■ TASK INPUT
-------------------------

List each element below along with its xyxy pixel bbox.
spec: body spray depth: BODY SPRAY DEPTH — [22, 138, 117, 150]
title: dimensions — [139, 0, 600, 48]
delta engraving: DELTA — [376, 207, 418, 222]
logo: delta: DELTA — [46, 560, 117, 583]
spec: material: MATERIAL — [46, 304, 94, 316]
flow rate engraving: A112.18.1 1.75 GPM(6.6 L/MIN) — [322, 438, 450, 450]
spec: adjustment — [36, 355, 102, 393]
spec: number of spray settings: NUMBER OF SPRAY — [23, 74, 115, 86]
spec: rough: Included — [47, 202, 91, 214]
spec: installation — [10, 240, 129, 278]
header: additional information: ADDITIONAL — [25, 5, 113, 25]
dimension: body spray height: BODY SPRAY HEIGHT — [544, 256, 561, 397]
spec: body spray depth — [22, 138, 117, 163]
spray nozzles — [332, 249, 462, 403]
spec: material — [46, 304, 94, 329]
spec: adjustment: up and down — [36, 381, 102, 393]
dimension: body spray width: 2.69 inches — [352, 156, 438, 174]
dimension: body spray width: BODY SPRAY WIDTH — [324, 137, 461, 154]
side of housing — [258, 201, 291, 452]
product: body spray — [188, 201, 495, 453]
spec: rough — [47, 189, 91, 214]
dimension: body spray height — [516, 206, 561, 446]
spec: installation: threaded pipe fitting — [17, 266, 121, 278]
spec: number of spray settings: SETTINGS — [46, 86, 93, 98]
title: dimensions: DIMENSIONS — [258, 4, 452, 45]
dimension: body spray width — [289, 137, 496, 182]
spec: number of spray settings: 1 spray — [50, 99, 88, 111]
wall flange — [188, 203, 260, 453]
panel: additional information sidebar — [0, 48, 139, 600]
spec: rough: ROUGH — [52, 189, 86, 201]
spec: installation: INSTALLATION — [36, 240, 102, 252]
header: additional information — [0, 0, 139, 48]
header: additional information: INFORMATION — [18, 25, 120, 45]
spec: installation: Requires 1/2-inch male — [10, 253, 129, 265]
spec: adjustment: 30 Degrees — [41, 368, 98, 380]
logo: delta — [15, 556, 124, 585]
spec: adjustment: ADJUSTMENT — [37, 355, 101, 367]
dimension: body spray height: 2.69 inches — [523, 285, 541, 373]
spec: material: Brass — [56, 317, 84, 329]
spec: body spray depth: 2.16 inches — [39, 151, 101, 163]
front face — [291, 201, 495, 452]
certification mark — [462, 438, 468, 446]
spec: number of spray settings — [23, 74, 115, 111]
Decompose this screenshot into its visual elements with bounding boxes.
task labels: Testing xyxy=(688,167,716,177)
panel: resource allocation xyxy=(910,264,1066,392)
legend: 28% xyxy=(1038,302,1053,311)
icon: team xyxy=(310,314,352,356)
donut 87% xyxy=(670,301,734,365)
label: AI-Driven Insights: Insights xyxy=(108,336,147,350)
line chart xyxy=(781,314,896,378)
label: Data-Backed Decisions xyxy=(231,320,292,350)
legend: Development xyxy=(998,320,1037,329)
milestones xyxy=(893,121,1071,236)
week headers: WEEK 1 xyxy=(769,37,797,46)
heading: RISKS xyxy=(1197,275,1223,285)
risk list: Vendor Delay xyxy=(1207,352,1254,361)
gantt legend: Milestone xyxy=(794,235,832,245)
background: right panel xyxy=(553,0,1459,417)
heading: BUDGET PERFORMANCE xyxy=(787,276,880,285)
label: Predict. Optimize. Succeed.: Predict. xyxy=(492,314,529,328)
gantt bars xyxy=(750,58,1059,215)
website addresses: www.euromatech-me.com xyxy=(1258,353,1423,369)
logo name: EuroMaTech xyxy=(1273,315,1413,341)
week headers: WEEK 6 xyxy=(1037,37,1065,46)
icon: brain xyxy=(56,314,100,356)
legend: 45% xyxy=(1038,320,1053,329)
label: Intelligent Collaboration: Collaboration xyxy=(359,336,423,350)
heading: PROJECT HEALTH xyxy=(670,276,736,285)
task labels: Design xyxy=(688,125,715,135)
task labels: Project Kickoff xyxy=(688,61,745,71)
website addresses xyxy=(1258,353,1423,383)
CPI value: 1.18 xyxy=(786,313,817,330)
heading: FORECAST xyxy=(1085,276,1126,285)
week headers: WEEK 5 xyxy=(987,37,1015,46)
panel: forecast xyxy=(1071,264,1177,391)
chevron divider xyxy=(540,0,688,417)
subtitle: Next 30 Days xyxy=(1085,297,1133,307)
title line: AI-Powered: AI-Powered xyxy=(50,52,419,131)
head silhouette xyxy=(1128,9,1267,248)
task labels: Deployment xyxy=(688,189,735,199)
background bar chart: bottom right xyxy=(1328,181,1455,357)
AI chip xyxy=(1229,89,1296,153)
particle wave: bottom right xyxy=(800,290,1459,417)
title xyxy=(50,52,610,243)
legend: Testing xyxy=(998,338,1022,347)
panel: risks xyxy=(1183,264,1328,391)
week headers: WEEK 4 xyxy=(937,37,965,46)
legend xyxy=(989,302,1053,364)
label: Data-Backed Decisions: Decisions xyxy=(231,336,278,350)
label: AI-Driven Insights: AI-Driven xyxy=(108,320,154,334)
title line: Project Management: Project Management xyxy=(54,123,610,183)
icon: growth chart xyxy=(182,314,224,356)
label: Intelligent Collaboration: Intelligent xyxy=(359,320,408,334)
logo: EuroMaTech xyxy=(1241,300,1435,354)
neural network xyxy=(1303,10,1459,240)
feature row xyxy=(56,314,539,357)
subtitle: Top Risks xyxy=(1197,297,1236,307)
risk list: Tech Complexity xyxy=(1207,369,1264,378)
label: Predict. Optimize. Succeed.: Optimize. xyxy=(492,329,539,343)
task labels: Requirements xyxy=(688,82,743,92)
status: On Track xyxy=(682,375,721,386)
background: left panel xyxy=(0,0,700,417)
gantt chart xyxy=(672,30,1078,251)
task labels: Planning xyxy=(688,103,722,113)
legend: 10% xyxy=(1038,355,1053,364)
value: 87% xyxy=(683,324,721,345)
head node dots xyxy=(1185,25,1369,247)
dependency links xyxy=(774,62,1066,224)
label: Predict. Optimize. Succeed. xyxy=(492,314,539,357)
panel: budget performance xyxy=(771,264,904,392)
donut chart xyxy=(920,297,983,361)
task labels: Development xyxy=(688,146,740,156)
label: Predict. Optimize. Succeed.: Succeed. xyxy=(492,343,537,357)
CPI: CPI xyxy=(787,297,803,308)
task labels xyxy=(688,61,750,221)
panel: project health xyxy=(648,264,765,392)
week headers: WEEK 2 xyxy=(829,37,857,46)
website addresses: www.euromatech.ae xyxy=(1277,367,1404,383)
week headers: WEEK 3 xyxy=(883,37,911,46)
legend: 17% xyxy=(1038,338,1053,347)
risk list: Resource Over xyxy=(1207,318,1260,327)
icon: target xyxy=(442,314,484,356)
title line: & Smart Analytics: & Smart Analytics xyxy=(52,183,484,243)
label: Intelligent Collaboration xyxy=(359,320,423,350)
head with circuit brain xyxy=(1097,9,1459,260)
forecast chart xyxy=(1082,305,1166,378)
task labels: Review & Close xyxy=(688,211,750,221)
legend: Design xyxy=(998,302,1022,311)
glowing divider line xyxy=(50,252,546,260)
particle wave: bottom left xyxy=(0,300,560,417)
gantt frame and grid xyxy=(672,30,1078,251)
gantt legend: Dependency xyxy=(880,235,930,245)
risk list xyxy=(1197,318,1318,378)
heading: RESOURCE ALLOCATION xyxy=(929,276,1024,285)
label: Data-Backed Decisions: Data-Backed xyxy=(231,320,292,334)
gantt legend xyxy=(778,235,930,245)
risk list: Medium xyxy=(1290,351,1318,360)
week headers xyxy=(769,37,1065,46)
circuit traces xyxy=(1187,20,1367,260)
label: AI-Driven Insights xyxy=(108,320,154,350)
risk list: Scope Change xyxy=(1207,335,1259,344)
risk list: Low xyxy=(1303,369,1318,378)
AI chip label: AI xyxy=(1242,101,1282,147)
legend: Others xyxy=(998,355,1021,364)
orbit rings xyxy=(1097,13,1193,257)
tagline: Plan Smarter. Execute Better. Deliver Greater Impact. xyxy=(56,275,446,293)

-------------------------

■ AIM OF THE EXERCISE
Reproduce the part of the records that opens with the first line and closes with the line containing "logo: delta: DELTA — [46, 560, 117, 583]", substituting "marking" for "engraving" and leaving everything else as it is.

■ EXPECTED ANSWER
List each element below along with its xyxy pixel bbox.
spec: body spray depth: BODY SPRAY DEPTH — [22, 138, 117, 150]
title: dimensions — [139, 0, 600, 48]
delta marking: DELTA — [376, 207, 418, 222]
logo: delta: DELTA — [46, 560, 117, 583]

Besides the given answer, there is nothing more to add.